■ THE REQUEST:
Look through the data below. Collect every line where the word "JSON" occurs.

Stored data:
▬▬▬▬▬▬▬▬▬▬

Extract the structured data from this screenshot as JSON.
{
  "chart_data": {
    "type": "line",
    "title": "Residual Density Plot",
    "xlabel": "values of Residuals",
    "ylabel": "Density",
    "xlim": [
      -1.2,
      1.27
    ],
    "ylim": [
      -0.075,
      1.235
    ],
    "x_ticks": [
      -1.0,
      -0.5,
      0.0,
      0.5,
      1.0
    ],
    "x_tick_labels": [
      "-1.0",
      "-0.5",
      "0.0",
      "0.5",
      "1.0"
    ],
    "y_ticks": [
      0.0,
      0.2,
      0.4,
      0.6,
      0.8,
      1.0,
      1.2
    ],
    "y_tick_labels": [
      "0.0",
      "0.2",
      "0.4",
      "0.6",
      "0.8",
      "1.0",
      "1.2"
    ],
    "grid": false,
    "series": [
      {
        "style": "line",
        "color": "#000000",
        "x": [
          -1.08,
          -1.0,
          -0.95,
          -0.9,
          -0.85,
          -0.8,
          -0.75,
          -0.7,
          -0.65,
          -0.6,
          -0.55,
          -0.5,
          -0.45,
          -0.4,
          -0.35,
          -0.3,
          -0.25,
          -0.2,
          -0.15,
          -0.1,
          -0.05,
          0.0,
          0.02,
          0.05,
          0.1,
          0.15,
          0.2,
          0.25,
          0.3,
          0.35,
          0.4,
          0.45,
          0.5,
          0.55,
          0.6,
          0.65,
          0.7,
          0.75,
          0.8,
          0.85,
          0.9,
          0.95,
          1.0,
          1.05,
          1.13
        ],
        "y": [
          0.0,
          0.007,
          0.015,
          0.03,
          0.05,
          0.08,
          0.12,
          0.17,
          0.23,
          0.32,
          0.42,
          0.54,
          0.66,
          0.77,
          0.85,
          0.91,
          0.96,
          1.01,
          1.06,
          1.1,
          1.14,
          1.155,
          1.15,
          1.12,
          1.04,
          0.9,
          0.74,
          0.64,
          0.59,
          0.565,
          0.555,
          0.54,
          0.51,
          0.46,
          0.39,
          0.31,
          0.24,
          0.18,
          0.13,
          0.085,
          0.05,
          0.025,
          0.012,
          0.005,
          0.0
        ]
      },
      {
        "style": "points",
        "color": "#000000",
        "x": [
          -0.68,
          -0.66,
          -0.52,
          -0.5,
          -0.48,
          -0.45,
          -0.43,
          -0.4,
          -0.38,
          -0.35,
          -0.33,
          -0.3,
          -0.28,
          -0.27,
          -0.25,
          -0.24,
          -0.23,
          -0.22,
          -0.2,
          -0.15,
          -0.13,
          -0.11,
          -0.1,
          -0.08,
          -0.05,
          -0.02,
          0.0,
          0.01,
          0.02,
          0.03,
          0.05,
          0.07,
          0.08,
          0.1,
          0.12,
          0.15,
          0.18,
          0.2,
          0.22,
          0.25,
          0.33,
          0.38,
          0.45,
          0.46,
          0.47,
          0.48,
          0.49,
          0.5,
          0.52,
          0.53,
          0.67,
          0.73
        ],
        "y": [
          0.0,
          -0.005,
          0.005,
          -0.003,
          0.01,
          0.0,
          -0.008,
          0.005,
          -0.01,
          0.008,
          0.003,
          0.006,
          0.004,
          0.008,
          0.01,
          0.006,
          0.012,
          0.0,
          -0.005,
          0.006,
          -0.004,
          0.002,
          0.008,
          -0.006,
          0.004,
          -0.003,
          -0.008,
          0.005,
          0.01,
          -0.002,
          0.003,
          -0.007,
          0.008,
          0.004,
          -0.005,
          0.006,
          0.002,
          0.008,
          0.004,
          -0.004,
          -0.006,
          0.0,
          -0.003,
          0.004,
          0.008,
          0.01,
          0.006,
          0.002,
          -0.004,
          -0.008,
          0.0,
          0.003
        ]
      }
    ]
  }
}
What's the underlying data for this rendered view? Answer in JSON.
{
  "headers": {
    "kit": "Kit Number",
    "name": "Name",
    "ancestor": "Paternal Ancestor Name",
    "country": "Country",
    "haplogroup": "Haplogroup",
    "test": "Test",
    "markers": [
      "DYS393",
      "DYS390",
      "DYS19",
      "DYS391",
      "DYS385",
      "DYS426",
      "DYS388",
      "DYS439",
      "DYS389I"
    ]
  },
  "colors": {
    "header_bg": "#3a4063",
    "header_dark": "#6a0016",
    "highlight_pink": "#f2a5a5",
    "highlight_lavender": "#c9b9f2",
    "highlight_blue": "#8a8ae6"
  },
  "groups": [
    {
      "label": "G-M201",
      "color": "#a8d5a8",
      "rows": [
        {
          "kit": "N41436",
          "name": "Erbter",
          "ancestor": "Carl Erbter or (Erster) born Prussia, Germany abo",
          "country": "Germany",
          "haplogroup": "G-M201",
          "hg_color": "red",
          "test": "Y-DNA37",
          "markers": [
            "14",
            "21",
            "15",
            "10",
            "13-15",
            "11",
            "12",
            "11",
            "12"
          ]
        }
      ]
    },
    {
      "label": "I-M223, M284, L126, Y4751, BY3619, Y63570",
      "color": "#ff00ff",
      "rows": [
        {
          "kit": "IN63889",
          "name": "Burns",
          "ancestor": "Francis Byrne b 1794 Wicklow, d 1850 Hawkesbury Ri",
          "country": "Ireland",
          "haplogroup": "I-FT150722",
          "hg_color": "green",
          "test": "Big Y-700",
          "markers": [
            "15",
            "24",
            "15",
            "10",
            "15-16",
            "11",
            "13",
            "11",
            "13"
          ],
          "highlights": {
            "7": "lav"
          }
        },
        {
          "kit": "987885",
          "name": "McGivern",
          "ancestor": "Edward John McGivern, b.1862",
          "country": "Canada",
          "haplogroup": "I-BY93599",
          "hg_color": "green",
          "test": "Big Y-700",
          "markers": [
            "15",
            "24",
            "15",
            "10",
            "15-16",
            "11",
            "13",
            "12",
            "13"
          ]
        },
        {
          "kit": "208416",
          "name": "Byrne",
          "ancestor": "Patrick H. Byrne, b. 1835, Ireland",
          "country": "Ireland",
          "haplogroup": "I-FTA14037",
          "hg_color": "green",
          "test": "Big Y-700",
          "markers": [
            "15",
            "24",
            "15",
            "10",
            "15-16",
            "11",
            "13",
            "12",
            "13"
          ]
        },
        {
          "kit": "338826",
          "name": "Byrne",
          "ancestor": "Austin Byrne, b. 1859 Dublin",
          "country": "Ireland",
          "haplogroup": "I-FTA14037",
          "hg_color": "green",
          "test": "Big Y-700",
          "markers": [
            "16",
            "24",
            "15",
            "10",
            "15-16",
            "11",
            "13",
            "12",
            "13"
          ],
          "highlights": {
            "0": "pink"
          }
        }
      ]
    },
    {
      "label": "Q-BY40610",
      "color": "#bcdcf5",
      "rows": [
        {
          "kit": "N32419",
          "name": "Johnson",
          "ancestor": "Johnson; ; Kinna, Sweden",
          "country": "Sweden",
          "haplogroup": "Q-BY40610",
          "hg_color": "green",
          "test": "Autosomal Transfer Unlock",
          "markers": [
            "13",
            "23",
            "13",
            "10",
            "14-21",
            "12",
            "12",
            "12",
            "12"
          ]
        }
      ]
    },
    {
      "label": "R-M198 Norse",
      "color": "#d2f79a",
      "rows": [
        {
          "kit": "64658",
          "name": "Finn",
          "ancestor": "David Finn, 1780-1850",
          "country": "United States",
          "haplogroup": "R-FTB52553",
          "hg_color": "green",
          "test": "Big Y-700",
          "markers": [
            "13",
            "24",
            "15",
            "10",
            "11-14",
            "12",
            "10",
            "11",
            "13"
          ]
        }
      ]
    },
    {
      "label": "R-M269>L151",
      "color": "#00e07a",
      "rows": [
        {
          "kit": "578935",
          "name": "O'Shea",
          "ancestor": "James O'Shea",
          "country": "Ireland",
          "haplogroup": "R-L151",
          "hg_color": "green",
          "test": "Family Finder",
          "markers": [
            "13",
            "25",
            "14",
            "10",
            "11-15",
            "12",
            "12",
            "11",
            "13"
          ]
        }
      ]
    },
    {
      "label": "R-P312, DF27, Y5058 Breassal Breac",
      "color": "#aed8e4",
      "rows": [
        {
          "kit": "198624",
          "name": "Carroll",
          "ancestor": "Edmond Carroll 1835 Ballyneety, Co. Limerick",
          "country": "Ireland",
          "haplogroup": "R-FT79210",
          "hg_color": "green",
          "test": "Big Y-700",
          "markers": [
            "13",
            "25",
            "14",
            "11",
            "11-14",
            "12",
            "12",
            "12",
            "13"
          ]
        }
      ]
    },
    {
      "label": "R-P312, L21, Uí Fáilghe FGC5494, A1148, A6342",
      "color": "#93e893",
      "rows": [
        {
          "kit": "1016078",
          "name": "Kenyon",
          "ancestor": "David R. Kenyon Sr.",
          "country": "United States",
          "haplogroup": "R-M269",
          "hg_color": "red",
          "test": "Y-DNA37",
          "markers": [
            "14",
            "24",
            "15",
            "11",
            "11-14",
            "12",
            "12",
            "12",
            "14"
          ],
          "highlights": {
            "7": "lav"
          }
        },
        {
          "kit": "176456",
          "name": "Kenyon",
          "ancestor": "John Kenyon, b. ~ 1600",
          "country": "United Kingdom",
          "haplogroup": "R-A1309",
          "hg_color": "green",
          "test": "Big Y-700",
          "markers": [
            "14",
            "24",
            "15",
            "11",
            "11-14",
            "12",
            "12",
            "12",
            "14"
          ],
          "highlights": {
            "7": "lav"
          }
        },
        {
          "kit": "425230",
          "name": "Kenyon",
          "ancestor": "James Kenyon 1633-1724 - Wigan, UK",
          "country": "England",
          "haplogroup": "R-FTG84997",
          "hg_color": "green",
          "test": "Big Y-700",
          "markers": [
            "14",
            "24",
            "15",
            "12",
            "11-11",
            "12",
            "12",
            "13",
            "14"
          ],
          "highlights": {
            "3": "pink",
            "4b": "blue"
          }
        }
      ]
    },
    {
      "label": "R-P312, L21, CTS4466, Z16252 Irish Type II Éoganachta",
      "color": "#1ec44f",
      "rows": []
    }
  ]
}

▬▬▬▬▬▬▬▬▬▬

■ SOLUTION TO THIS EXERCISE:
Extract the structured data from this screenshot as JSON.
What's the underlying data for this rendered view? Answer in JSON.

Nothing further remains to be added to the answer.